Aim —
Scan the following material for the string "生物化学与分子生物学" and copy each line in which it appears.

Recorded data
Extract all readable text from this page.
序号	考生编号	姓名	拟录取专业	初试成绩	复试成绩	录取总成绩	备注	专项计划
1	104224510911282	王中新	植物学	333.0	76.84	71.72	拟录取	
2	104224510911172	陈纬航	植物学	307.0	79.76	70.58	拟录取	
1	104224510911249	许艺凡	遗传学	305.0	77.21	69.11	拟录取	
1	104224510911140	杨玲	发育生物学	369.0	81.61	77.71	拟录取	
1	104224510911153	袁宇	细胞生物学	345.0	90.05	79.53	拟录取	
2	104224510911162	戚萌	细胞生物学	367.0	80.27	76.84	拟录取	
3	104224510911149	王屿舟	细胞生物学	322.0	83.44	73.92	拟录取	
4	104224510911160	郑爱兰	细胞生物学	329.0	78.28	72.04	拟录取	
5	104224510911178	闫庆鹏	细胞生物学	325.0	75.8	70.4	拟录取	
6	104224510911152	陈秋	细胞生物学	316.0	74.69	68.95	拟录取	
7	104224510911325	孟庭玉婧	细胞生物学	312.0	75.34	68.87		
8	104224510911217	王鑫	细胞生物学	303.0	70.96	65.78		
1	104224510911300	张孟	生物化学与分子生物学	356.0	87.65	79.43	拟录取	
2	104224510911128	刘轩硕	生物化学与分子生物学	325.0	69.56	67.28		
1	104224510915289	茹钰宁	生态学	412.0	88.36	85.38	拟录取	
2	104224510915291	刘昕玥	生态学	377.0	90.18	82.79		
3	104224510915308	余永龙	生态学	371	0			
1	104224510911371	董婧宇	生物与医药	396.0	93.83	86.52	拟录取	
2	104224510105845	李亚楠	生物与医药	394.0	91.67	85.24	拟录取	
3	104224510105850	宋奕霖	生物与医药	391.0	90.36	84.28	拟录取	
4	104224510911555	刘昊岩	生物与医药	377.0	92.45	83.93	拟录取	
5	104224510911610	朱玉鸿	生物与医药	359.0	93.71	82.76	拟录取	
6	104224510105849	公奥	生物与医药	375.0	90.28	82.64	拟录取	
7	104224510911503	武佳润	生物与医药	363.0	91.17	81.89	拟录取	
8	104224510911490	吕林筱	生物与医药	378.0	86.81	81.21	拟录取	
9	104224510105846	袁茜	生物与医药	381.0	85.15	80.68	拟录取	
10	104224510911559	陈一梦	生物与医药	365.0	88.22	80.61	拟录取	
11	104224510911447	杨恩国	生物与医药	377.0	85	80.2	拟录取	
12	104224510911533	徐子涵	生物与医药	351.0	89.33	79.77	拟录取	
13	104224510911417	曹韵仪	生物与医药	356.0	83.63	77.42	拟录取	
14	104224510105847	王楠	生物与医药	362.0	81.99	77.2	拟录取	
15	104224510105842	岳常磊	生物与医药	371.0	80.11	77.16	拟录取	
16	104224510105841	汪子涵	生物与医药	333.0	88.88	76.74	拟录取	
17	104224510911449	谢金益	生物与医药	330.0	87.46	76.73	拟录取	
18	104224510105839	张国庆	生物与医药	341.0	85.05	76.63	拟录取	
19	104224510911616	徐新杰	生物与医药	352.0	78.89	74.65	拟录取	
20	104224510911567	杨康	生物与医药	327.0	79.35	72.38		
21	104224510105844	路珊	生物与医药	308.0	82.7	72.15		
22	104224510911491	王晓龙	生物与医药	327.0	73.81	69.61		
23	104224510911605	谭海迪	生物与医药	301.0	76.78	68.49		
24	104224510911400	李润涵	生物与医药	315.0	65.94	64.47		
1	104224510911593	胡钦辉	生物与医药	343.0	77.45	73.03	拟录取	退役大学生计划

Complete response —
1	104224510911300	张孟	生物化学与分子生物学	356.0	87.65	79.43	拟录取	
2	104224510911128	刘轩硕	生物化学与分子生物学	325.0	69.56	67.28		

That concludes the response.